REQUIRED WORK ▸ Return every record verbatim, omitting all pictures.

┌─ PROVIDED MATERIAL

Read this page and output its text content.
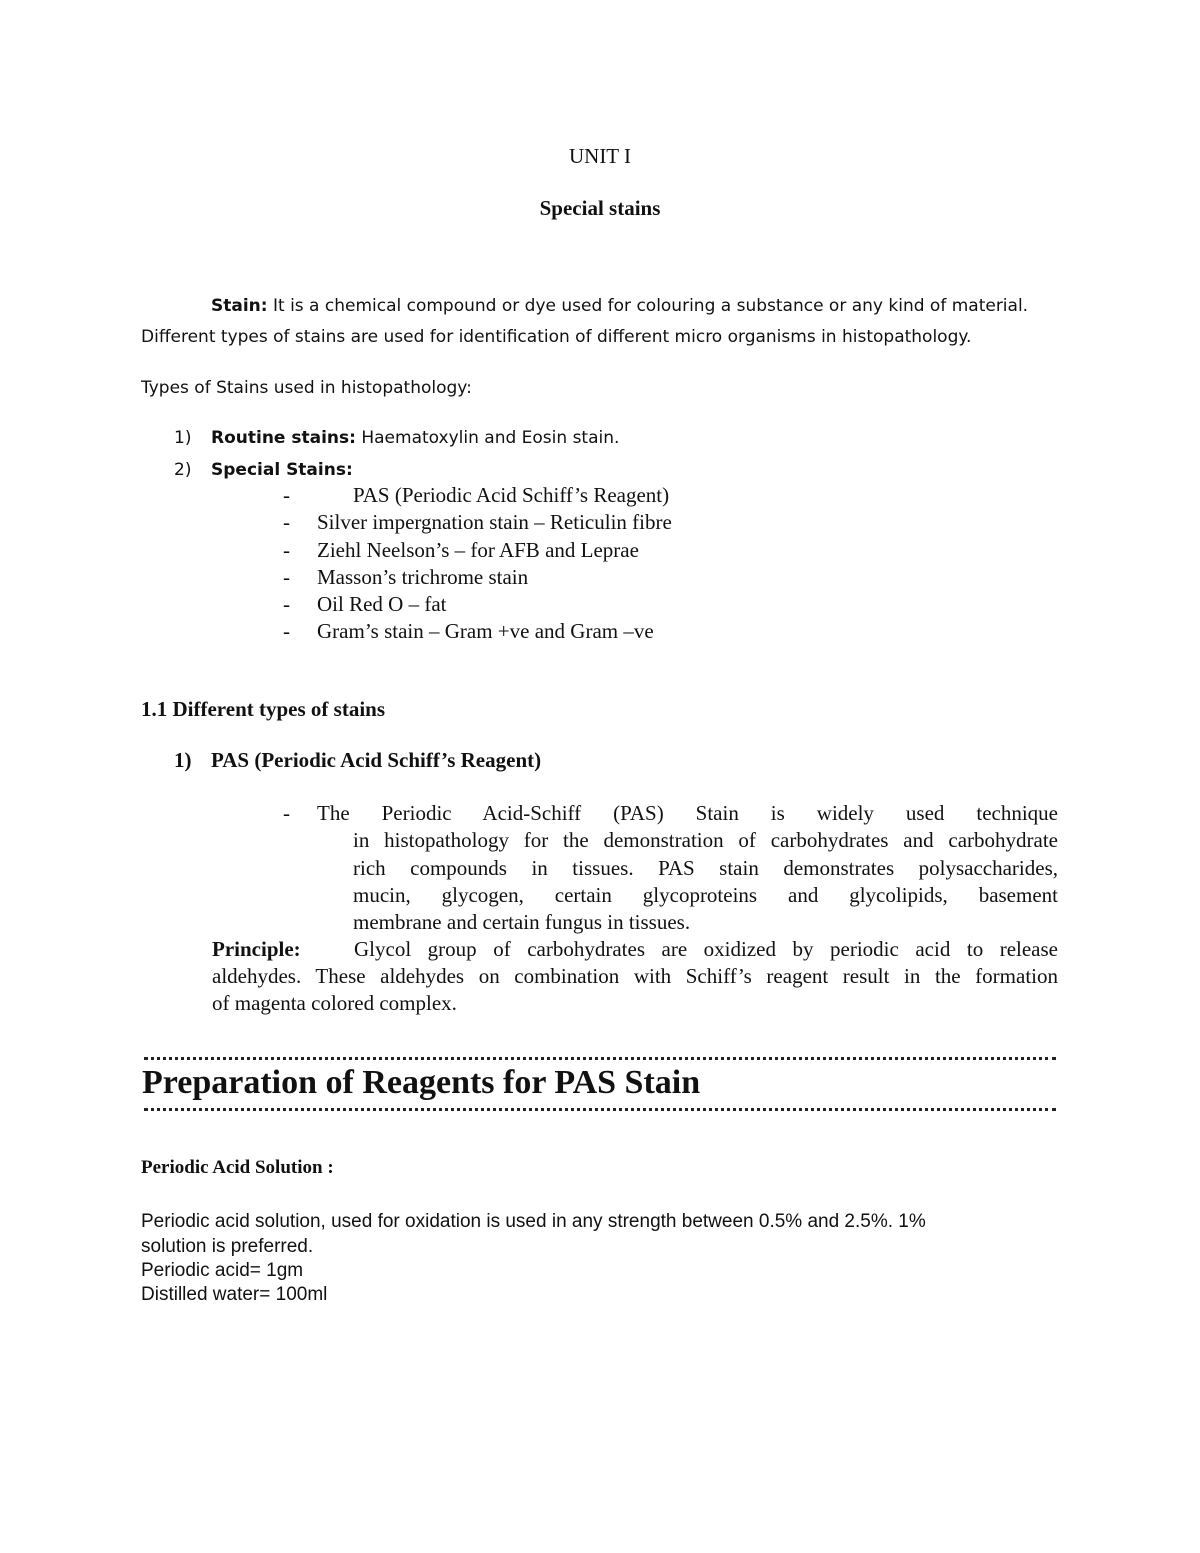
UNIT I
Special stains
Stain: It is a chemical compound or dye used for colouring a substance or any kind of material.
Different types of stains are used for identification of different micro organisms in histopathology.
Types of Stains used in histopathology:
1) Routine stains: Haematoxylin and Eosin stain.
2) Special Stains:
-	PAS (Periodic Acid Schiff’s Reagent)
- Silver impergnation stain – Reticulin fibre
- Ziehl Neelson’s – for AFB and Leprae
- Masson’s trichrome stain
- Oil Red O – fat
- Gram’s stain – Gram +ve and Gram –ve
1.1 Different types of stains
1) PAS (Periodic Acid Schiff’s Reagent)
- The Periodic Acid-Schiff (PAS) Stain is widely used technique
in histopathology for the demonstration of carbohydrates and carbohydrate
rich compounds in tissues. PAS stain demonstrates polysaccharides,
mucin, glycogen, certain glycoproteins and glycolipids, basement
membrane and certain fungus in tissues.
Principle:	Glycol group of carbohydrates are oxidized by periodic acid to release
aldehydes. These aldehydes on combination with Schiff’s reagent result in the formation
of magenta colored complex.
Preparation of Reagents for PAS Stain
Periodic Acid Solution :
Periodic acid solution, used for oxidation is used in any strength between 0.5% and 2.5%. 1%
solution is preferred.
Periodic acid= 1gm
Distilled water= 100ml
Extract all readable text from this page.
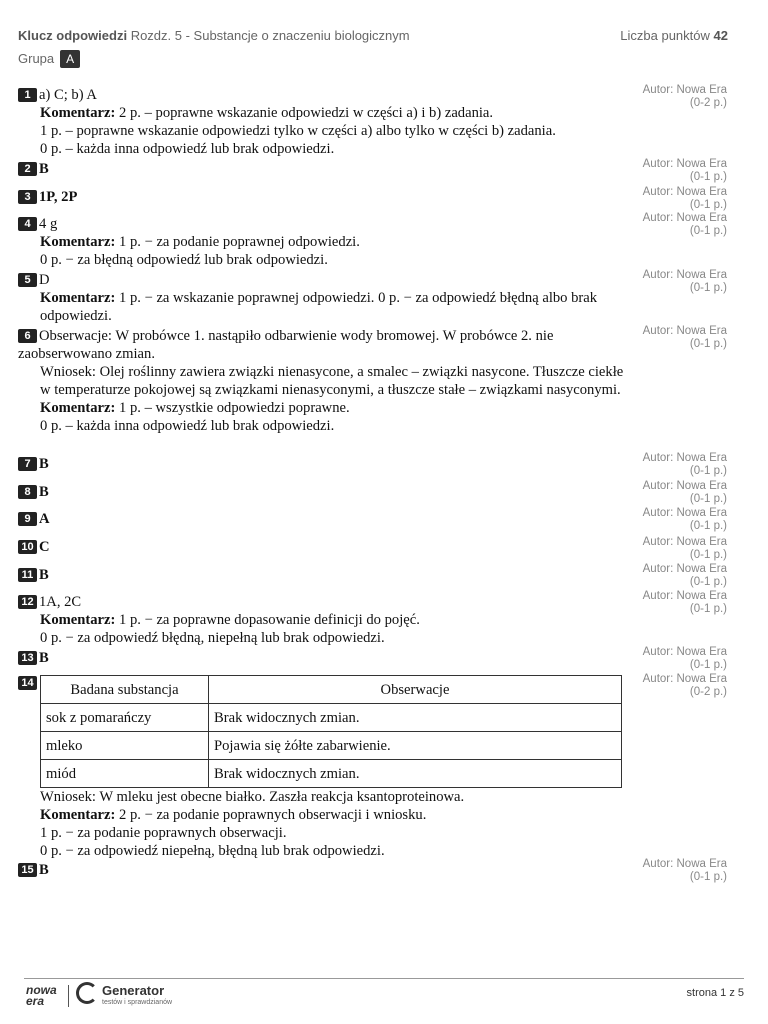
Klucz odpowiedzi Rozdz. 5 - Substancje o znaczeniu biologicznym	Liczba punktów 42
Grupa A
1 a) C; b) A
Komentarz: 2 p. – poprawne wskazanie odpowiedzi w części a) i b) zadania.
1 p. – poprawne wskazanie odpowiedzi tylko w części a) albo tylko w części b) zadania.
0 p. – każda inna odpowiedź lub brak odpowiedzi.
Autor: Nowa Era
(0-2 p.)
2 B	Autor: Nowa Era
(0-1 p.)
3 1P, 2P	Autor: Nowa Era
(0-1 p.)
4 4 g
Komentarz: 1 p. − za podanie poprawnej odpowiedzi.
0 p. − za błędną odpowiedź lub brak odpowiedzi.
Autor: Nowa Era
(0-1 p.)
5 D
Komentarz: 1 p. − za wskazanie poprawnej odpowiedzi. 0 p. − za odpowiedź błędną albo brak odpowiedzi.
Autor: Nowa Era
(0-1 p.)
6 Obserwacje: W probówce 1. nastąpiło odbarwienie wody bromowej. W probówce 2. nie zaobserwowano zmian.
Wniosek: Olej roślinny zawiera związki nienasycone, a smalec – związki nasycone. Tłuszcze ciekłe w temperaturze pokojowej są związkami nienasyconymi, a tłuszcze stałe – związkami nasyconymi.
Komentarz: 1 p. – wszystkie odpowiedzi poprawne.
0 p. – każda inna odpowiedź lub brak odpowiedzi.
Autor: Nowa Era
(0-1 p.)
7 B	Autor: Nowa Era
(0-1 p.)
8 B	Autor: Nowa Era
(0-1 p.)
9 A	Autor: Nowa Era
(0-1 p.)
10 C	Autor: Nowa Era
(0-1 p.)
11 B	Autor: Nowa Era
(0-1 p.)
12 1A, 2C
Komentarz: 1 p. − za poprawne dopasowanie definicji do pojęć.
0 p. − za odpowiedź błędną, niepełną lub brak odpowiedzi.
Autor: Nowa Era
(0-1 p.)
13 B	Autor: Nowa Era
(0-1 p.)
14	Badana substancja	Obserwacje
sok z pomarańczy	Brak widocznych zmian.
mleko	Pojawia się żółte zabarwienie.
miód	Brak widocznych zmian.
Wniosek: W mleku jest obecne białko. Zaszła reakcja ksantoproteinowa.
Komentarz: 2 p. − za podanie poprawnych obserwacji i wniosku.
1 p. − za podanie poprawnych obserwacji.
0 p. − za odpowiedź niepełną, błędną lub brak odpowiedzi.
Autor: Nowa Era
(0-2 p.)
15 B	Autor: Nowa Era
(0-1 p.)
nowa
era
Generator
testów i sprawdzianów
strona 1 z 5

└─

ANSWER ▸
Read this page and output its text content.
UNIT I
Special stains
Stain: It is a chemical compound or dye used for colouring a substance or any kind of material.
Different types of stains are used for identification of different micro organisms in histopathology.
Types of Stains used in histopathology:
1) Routine stains: Haematoxylin and Eosin stain.
2) Special Stains:
-	PAS (Periodic Acid Schiff’s Reagent)
- Silver impergnation stain – Reticulin fibre
- Ziehl Neelson’s – for AFB and Leprae
- Masson’s trichrome stain
- Oil Red O – fat
- Gram’s stain – Gram +ve and Gram –ve
1.1 Different types of stains
1) PAS (Periodic Acid Schiff’s Reagent)
- The Periodic Acid-Schiff (PAS) Stain is widely used technique
in histopathology for the demonstration of carbohydrates and carbohydrate
rich compounds in tissues. PAS stain demonstrates polysaccharides,
mucin, glycogen, certain glycoproteins and glycolipids, basement
membrane and certain fungus in tissues.
Principle:	Glycol group of carbohydrates are oxidized by periodic acid to release
aldehydes. These aldehydes on combination with Schiff’s reagent result in the formation
of magenta colored complex.
Preparation of Reagents for PAS Stain
Periodic Acid Solution :
Periodic acid solution, used for oxidation is used in any strength between 0.5% and 2.5%. 1%
solution is preferred.
Periodic acid= 1gm
Distilled water= 100ml
Extract all readable text from this page.
Klucz odpowiedzi Rozdz. 5 - Substancje o znaczeniu biologicznym	Liczba punktów 42
Grupa A
1 a) C; b) A
Komentarz: 2 p. – poprawne wskazanie odpowiedzi w części a) i b) zadania.
1 p. – poprawne wskazanie odpowiedzi tylko w części a) albo tylko w części b) zadania.
0 p. – każda inna odpowiedź lub brak odpowiedzi.
Autor: Nowa Era
(0-2 p.)
2 B	Autor: Nowa Era
(0-1 p.)
3 1P, 2P	Autor: Nowa Era
(0-1 p.)
4 4 g
Komentarz: 1 p. − za podanie poprawnej odpowiedzi.
0 p. − za błędną odpowiedź lub brak odpowiedzi.
Autor: Nowa Era
(0-1 p.)
5 D
Komentarz: 1 p. − za wskazanie poprawnej odpowiedzi. 0 p. − za odpowiedź błędną albo brak odpowiedzi.
Autor: Nowa Era
(0-1 p.)
6 Obserwacje: W probówce 1. nastąpiło odbarwienie wody bromowej. W probówce 2. nie zaobserwowano zmian.
Wniosek: Olej roślinny zawiera związki nienasycone, a smalec – związki nasycone. Tłuszcze ciekłe w temperaturze pokojowej są związkami nienasyconymi, a tłuszcze stałe – związkami nasyconymi.
Komentarz: 1 p. – wszystkie odpowiedzi poprawne.
0 p. – każda inna odpowiedź lub brak odpowiedzi.
Autor: Nowa Era
(0-1 p.)
7 B	Autor: Nowa Era
(0-1 p.)
8 B	Autor: Nowa Era
(0-1 p.)
9 A	Autor: Nowa Era
(0-1 p.)
10 C	Autor: Nowa Era
(0-1 p.)
11 B	Autor: Nowa Era
(0-1 p.)
12 1A, 2C
Komentarz: 1 p. − za poprawne dopasowanie definicji do pojęć.
0 p. − za odpowiedź błędną, niepełną lub brak odpowiedzi.
Autor: Nowa Era
(0-1 p.)
13 B	Autor: Nowa Era
(0-1 p.)
14	Badana substancja	Obserwacje
sok z pomarańczy	Brak widocznych zmian.
mleko	Pojawia się żółte zabarwienie.
miód	Brak widocznych zmian.
Wniosek: W mleku jest obecne białko. Zaszła reakcja ksantoproteinowa.
Komentarz: 2 p. − za podanie poprawnych obserwacji i wniosku.
1 p. − za podanie poprawnych obserwacji.
0 p. − za odpowiedź niepełną, błędną lub brak odpowiedzi.
Autor: Nowa Era
(0-2 p.)
15 B	Autor: Nowa Era
(0-1 p.)
nowa
era
Generator
testów i sprawdzianów
strona 1 z 5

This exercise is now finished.